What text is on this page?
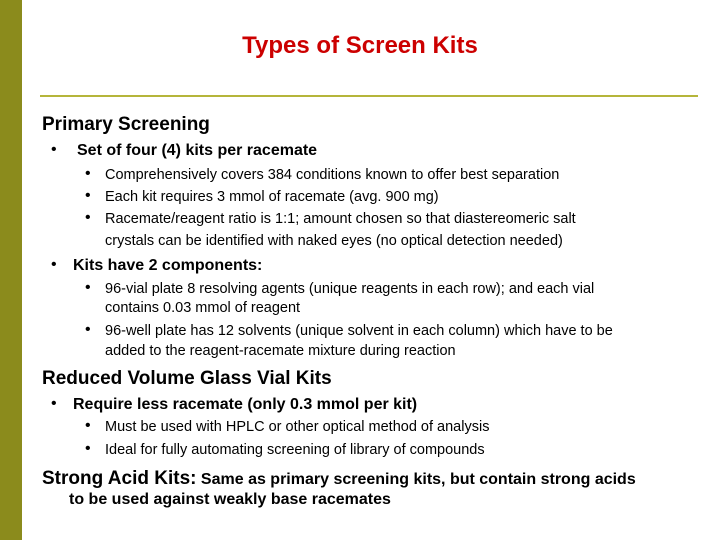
Types of Screen Kits
Primary Screening
• Set of four (4) kits per racemate
• Comprehensively covers 384 conditions known to offer best separation
• Each kit requires 3 mmol of racemate (avg. 900 mg)
• Racemate/reagent ratio is 1:1; amount chosen so that diastereomeric salt
crystals can be identified with naked eyes (no optical detection needed)
• Kits have 2 components:
• 96-vial plate 8 resolving agents (unique reagents in each row); and each vial
contains 0.03 mmol of reagent
• 96-well plate has 12 solvents (unique solvent in each column) which have to be
added to the reagent-racemate mixture during reaction
Reduced Volume Glass Vial Kits
• Require less racemate (only 0.3 mmol per kit)
• Must be used with HPLC or other optical method of analysis
• Ideal for fully automating screening of library of compounds
Strong Acid Kits: Same as primary screening kits, but contain strong acids
to be used against weakly base racemates
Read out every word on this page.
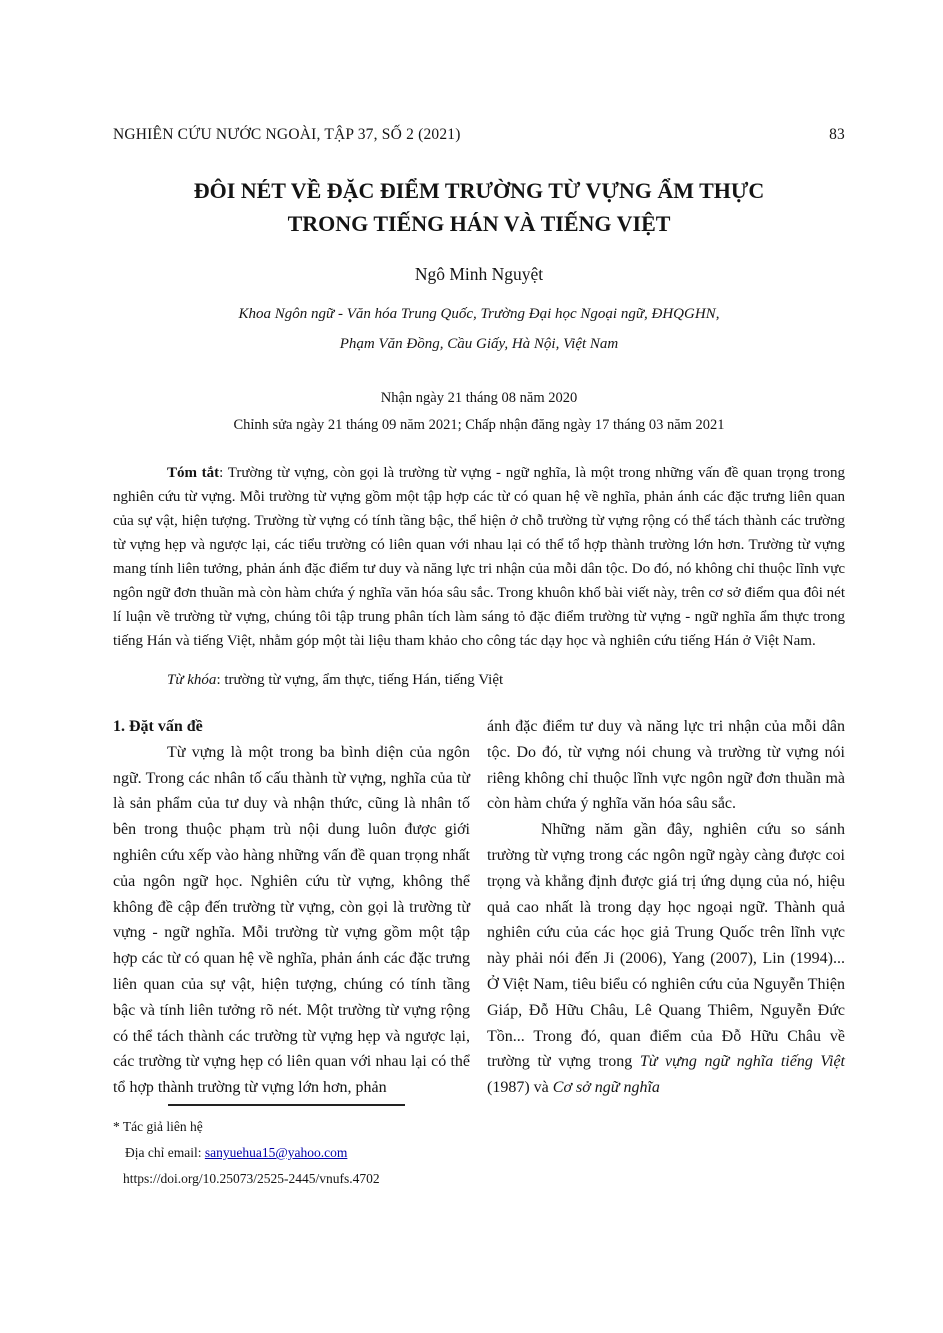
NGHIÊN CỨU NƯỚC NGOÀI, TẬP 37, SỐ 2 (2021)	83
ĐÔI NÉT VỀ ĐẶC ĐIỂM TRƯỜNG TỪ VỰNG ẨM THỰC
TRONG TIẾNG HÁN VÀ TIẾNG VIỆT
Ngô Minh Nguyệt
Khoa Ngôn ngữ - Văn hóa Trung Quốc, Trường Đại học Ngoại ngữ, ĐHQGHN,
Phạm Văn Đồng, Cầu Giấy, Hà Nội, Việt Nam
Nhận ngày 21 tháng 08 năm 2020
Chỉnh sửa ngày 21 tháng 09 năm 2021; Chấp nhận đăng ngày 17 tháng 03 năm 2021

Tóm tắt: Trường từ vựng, còn gọi là trường từ vựng - ngữ nghĩa, là một trong những vấn đề quan trọng trong nghiên cứu từ vựng. Mỗi trường từ vựng gồm một tập hợp các từ có quan hệ về nghĩa, phản ánh các đặc trưng liên quan của sự vật, hiện tượng. Trường từ vựng có tính tầng bậc, thể hiện ở chỗ trường từ vựng rộng có thể tách thành các trường từ vựng hẹp và ngược lại, các tiểu trường có liên quan với nhau lại có thể tổ hợp thành trường lớn hơn. Trường từ vựng mang tính liên tưởng, phản ánh đặc điểm tư duy và năng lực tri nhận của mỗi dân tộc. Do đó, nó không chỉ thuộc lĩnh vực ngôn ngữ đơn thuần mà còn hàm chứa ý nghĩa văn hóa sâu sắc. Trong khuôn khổ bài viết này, trên cơ sở điểm qua đôi nét lí luận về trường từ vựng, chúng tôi tập trung phân tích làm sáng tỏ đặc điểm trường từ vựng - ngữ nghĩa ẩm thực trong tiếng Hán và tiếng Việt, nhằm góp một tài liệu tham khảo cho công tác dạy học và nghiên cứu tiếng Hán ở Việt Nam.

Từ khóa: trường từ vựng, ẩm thực, tiếng Hán, tiếng Việt

1. Đặt vấn đề

Từ vựng là một trong ba bình diện của ngôn ngữ. Trong các nhân tố cấu thành từ vựng, nghĩa của từ là sản phẩm của tư duy và nhận thức, cũng là nhân tố bên trong thuộc phạm trù nội dung luôn được giới nghiên cứu xếp vào hàng những vấn đề quan trọng nhất của ngôn ngữ học. Nghiên cứu từ vựng, không thể không đề cập đến trường từ vựng, còn gọi là trường từ vựng - ngữ nghĩa. Mỗi trường từ vựng gồm một tập hợp các từ có quan hệ về nghĩa, phản ánh các đặc trưng liên quan của sự vật, hiện tượng, chúng có tính tầng bậc và tính liên tưởng rõ nét. Một trường từ vựng rộng có thể tách thành các trường từ vựng hẹp và ngược lại, các trường từ vựng hẹp có liên quan với nhau lại có thể tổ hợp thành trường từ vựng lớn hơn, phản

ánh đặc điểm tư duy và năng lực tri nhận của mỗi dân tộc. Do đó, từ vựng nói chung và trường từ vựng nói riêng không chỉ thuộc lĩnh vực ngôn ngữ đơn thuần mà còn hàm chứa ý nghĩa văn hóa sâu sắc.

Những năm gần đây, nghiên cứu so sánh trường từ vựng trong các ngôn ngữ ngày càng được coi trọng và khẳng định được giá trị ứng dụng của nó, hiệu quả cao nhất là trong dạy học ngoại ngữ. Thành quả nghiên cứu của các học giả Trung Quốc trên lĩnh vực này phải nói đến Ji (2006), Yang (2007), Lin (1994)... Ở Việt Nam, tiêu biểu có nghiên cứu của Nguyễn Thiện Giáp, Đỗ Hữu Châu, Lê Quang Thiêm, Nguyễn Đức Tồn... Trong đó, quan điểm của Đỗ Hữu Châu về trường từ vựng trong Từ vựng ngữ nghĩa tiếng Việt (1987) và Cơ sở ngữ nghĩa

* Tác giả liên hệ
Địa chỉ email: sanyuehua15@yahoo.com
https://doi.org/10.25073/2525-2445/vnufs.4702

## TASK DETAILS
Filter the records above and return every line that holds the word "with".

## ANSWER BELOW
crystals can be identified with naked eyes (no optical detection needed)
• Must be used with HPLC or other optical method of analysis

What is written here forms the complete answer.